Goal of the exercise — Copy all of the material below exactly.

# # #

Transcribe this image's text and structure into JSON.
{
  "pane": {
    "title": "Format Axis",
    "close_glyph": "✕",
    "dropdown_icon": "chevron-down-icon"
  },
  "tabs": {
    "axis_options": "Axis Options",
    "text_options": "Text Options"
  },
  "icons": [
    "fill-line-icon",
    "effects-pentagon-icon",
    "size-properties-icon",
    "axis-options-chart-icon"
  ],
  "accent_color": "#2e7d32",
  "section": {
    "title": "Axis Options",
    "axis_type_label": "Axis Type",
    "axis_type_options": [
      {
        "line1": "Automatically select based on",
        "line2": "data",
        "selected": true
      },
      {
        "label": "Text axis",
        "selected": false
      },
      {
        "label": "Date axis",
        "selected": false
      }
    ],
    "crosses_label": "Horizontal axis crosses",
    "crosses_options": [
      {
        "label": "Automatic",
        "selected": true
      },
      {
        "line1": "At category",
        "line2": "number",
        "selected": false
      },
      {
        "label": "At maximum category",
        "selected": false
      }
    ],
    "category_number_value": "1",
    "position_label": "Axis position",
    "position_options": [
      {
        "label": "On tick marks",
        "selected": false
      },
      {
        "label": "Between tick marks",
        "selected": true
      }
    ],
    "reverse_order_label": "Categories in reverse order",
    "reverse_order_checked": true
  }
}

# # #

Final result —
Transcribe this image's text and structure into JSON.
{
  "pane": {
    "title": "Format Axis",
    "close_glyph": "✕",
    "dropdown_icon": "chevron-down-icon"
  },
  "tabs": {
    "axis_options": "Axis Options",
    "text_options": "Text Options"
  },
  "icons": [
    "fill-line-icon",
    "effects-pentagon-icon",
    "size-properties-icon",
    "axis-options-chart-icon"
  ],
  "accent_color": "#2e7d32",
  "section": {
    "title": "Axis Options",
    "axis_type_label": "Axis Type",
    "axis_type_options": [
      {
        "line1": "Automatically select based on",
        "line2": "data",
        "selected": true
      },
      {
        "label": "Text axis",
        "selected": false
      },
      {
        "label": "Date axis",
        "selected": false
      }
    ],
    "crosses_label": "Horizontal axis crosses",
    "crosses_options": [
      {
        "label": "Automatic",
        "selected": true
      },
      {
        "line1": "At category",
        "line2": "number",
        "selected": false
      },
      {
        "label": "At maximum category",
        "selected": false
      }
    ],
    "category_number_value": "1",
    "position_label": "Axis position",
    "position_options": [
      {
        "label": "On tick marks",
        "selected": false
      },
      {
        "label": "Between tick marks",
        "selected": true
      }
    ],
    "reverse_order_label": "Categories in reverse order",
    "reverse_order_checked": true
  }
}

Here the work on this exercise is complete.